Instructions to follow
Write out each record below exactly as it appears, with no pictures.

Dataset rows
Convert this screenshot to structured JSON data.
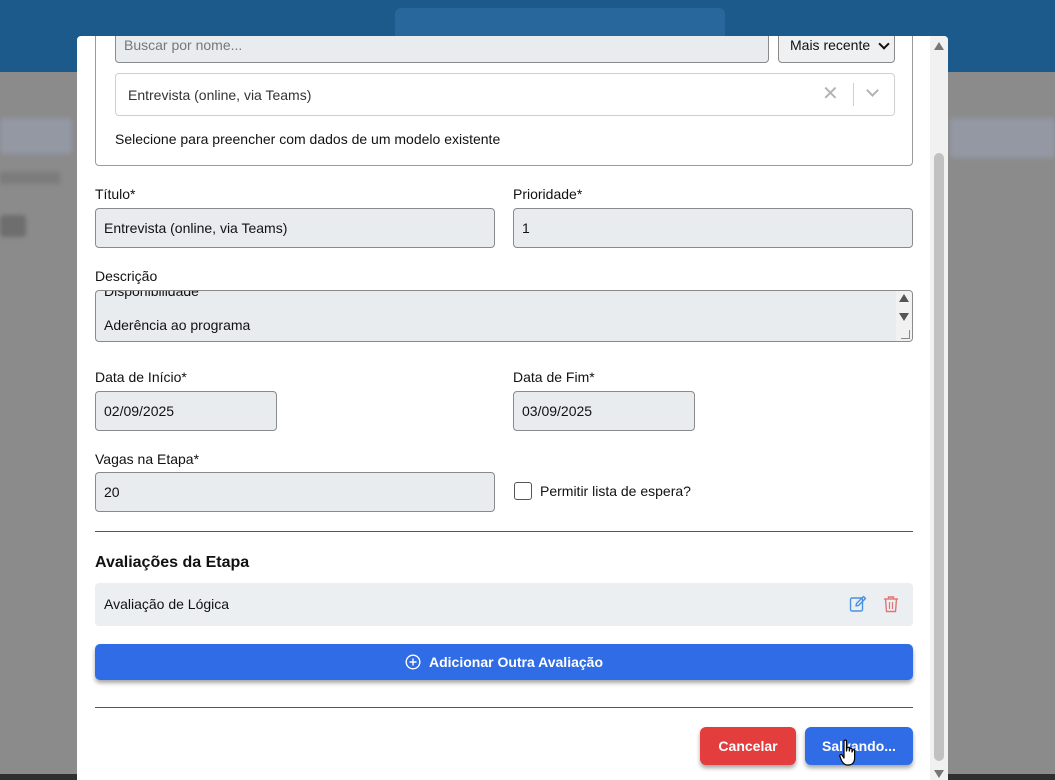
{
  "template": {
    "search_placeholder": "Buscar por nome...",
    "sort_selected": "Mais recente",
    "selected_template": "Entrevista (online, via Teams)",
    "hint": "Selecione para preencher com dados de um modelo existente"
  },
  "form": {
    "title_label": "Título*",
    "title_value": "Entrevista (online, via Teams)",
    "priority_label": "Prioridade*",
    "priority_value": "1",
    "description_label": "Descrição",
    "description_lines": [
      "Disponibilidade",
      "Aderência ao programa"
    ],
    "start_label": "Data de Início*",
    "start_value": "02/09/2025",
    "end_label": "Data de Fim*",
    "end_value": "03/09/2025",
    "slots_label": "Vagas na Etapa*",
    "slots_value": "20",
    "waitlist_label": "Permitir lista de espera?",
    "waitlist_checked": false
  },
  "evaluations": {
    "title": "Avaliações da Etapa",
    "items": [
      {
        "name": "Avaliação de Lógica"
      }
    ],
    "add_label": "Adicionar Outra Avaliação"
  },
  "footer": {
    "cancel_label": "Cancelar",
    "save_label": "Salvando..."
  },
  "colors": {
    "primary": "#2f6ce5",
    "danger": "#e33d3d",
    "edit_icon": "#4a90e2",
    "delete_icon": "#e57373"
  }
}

Task solution
Convert this screenshot to structured JSON data.
{
  "template": {
    "search_placeholder": "Buscar por nome...",
    "sort_selected": "Mais recente",
    "selected_template": "Entrevista (online, via Teams)",
    "hint": "Selecione para preencher com dados de um modelo existente"
  },
  "form": {
    "title_label": "Título*",
    "title_value": "Entrevista (online, via Teams)",
    "priority_label": "Prioridade*",
    "priority_value": "1",
    "description_label": "Descrição",
    "description_lines": [
      "Disponibilidade",
      "Aderência ao programa"
    ],
    "start_label": "Data de Início*",
    "start_value": "02/09/2025",
    "end_label": "Data de Fim*",
    "end_value": "03/09/2025",
    "slots_label": "Vagas na Etapa*",
    "slots_value": "20",
    "waitlist_label": "Permitir lista de espera?",
    "waitlist_checked": false
  },
  "evaluations": {
    "title": "Avaliações da Etapa",
    "items": [
      {
        "name": "Avaliação de Lógica"
      }
    ],
    "add_label": "Adicionar Outra Avaliação"
  },
  "footer": {
    "cancel_label": "Cancelar",
    "save_label": "Salvando..."
  },
  "colors": {
    "primary": "#2f6ce5",
    "danger": "#e33d3d",
    "edit_icon": "#4a90e2",
    "delete_icon": "#e57373"
  }
}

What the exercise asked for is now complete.